Copy all lines below containing "Islet".

>>>

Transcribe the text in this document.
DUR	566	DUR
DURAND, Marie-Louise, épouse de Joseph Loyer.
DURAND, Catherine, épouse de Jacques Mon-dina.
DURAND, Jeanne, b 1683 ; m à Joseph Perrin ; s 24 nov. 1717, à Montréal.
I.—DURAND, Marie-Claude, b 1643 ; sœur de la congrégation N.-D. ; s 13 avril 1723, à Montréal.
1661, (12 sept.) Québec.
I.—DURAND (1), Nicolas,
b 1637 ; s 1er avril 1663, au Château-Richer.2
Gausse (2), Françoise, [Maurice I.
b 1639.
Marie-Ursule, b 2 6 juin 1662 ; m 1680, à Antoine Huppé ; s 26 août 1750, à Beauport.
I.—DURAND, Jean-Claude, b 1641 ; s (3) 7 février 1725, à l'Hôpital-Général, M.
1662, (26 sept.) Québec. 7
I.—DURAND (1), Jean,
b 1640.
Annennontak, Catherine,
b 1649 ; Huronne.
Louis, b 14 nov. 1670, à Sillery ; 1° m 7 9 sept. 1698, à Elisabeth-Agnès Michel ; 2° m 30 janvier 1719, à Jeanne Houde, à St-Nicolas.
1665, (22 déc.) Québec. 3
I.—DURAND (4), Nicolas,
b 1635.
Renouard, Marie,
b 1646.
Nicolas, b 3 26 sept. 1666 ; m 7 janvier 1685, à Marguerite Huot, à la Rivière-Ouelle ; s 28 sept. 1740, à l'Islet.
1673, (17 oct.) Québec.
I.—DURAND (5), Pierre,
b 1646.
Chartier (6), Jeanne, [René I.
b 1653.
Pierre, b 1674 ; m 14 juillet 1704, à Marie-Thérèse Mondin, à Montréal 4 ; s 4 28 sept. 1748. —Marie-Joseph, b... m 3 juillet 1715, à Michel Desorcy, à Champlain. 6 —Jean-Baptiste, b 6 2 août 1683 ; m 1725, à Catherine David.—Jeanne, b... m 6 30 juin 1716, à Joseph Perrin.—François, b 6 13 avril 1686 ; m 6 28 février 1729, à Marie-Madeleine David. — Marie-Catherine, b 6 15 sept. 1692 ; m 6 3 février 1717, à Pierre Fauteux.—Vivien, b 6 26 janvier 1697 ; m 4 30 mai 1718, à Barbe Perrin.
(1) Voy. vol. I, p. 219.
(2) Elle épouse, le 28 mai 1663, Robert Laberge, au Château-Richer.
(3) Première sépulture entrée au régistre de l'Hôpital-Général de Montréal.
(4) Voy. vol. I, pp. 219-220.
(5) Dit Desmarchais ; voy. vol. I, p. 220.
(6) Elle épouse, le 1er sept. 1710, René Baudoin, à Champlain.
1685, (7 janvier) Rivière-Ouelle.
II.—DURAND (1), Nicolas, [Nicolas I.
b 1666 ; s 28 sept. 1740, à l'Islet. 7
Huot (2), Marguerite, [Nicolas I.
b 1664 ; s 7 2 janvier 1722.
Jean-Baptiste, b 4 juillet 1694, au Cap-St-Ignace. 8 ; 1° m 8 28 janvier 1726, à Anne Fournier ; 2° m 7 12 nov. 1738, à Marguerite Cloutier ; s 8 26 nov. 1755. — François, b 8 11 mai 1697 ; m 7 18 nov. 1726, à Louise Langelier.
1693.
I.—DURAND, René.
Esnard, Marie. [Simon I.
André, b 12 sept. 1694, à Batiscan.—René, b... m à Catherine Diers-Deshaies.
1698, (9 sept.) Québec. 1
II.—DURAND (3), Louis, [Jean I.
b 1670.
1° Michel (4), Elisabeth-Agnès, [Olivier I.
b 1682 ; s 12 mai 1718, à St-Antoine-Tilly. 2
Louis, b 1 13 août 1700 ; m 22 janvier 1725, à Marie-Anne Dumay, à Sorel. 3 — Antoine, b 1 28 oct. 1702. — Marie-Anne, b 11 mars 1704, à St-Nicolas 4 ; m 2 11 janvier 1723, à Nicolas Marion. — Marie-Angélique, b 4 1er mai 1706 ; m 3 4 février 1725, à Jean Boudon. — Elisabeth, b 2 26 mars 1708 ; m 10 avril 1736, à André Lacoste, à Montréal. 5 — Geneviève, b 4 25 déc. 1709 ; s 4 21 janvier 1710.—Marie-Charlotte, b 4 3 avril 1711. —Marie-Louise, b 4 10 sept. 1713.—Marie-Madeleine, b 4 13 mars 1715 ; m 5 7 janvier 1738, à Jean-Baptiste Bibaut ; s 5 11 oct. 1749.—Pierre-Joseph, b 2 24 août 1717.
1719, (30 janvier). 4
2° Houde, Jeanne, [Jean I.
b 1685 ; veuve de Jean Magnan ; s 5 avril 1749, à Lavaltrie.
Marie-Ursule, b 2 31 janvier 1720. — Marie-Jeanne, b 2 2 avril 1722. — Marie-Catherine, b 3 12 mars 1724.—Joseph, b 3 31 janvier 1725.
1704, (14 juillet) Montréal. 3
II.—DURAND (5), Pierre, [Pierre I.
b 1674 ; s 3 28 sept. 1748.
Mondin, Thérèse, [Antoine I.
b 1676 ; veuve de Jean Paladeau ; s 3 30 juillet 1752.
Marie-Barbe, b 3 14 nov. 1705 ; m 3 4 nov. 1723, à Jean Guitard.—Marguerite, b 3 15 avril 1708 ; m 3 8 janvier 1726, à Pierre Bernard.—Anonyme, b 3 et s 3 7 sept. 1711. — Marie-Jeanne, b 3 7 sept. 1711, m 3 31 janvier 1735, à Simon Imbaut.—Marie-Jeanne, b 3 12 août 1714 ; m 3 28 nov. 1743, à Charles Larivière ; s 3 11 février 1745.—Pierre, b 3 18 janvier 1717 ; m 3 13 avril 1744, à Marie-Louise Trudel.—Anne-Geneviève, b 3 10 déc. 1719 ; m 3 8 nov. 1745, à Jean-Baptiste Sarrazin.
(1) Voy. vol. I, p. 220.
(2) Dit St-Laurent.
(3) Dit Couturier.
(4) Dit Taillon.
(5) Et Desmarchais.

<<<

FINAL RESULT:
Nicolas, b 3 26 sept. 1666 ; m 7 janvier 1685, à Marguerite Huot, à la Rivière-Ouelle ; s 28 sept. 1740, à l'Islet.
b 1666 ; s 28 sept. 1740, à l'Islet. 7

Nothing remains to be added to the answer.